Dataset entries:

_ _ _ _ _

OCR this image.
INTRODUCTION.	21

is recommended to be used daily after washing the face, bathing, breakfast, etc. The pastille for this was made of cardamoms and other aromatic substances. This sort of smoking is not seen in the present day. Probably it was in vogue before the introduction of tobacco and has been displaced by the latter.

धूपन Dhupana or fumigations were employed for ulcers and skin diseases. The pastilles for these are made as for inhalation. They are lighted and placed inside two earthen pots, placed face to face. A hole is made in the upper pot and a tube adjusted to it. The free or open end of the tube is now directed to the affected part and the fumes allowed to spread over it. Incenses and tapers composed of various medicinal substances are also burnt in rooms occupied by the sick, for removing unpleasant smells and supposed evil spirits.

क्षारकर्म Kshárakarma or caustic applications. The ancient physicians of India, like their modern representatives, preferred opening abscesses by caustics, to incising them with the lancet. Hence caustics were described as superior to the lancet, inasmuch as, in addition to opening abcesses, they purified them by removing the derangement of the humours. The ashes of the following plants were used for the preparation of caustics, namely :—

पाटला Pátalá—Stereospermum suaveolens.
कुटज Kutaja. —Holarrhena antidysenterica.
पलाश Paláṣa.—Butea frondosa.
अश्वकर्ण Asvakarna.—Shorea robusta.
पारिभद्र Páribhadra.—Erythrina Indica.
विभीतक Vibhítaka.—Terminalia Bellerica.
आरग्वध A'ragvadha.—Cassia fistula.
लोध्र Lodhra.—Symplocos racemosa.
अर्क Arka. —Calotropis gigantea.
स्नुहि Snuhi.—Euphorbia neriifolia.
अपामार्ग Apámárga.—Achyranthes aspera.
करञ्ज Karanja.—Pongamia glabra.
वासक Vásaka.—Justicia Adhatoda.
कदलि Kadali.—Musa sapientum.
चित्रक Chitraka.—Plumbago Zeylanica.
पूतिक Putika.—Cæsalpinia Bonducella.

_ _ _ _ _

> EXERCISE INSTRUCTIONS: Return all lines containing the word "used".

> REPLY:
is recommended to be used daily after washing the face, bathing, breakfast, etc. The pastille for this was made of cardamoms and other aromatic substances. This sort of smoking is not seen in the present day. Probably it was in vogue before the introduction of tobacco and has been displaced by the latter.
क्षारकर्म Kshárakarma or caustic applications. The ancient physicians of India, like their modern representatives, preferred opening abscesses by caustics, to incising them with the lancet. Hence caustics were described as superior to the lancet, inasmuch as, in addition to opening abcesses, they purified them by removing the derangement of the humours. The ashes of the following plants were used for the preparation of caustics, namely :—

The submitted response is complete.